**Written request**
Search the entries for the word "arbitration" and pull out each line that has it.

Data items

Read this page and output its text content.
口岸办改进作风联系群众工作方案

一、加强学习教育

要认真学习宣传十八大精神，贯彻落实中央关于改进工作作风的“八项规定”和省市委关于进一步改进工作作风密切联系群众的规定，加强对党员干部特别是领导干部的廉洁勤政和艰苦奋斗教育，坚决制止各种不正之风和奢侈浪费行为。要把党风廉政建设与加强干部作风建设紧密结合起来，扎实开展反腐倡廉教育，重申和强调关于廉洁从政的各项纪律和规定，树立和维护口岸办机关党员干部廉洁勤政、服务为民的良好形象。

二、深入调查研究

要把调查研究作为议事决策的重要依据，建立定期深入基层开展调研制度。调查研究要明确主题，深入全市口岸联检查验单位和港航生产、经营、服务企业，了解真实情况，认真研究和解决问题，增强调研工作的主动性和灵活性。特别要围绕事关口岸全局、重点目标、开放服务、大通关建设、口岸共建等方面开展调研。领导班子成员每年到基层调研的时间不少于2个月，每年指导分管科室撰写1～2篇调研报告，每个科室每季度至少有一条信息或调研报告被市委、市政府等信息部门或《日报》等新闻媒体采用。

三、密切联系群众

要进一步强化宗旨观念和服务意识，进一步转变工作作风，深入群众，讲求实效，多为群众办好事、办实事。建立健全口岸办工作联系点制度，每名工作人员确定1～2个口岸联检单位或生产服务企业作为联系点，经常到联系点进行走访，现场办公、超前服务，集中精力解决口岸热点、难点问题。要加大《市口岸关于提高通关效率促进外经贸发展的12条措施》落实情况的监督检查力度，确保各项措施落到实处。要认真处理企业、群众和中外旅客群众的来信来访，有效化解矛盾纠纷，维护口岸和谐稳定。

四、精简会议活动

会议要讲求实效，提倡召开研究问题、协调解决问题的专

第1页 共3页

...

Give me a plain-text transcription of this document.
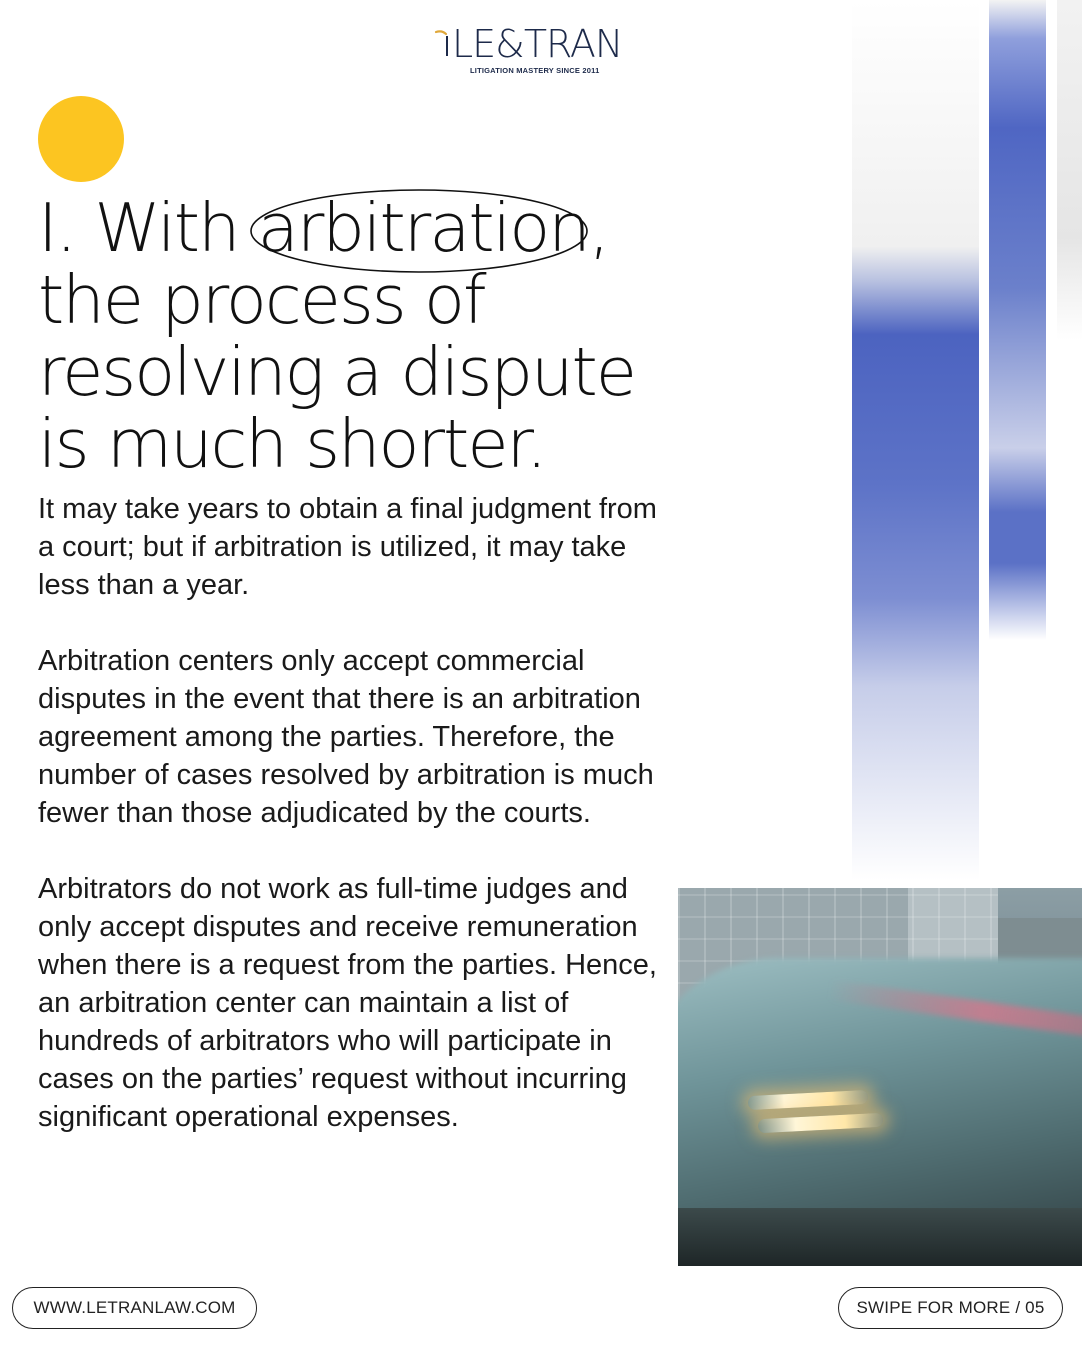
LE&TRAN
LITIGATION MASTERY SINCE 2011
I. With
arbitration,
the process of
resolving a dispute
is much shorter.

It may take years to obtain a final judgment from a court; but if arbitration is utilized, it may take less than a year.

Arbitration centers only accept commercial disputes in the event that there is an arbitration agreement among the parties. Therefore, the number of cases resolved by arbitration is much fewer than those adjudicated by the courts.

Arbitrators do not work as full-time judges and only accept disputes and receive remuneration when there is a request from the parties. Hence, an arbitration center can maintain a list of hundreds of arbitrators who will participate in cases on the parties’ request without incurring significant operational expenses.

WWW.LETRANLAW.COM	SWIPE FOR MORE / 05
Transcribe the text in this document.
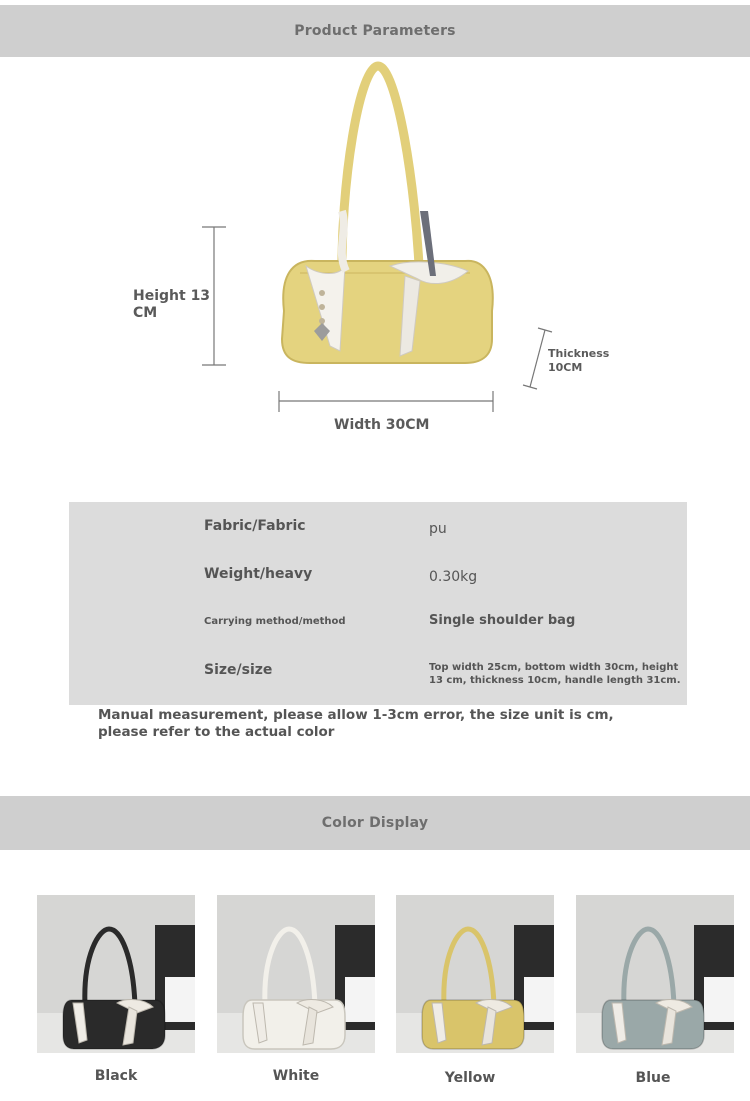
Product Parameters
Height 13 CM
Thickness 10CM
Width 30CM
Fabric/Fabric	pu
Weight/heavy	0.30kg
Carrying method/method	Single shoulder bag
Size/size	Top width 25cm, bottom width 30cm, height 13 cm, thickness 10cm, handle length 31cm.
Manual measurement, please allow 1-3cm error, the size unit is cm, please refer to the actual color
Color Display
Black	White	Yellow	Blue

**Response for this exercise**
arbitration,
It may take years to obtain a final judgment from a court; but if arbitration is utilized, it may take less than a year.
Arbitration centers only accept commercial disputes in the event that there is an arbitration agreement among the parties. Therefore, the number of cases resolved by arbitration is much fewer than those adjudicated by the courts.
Arbitrators do not work as full-time judges and only accept disputes and receive remuneration when there is a request from the parties. Hence, an arbitration center can maintain a list of hundreds of arbitrators who will participate in cases on the parties’ request without incurring significant operational expenses.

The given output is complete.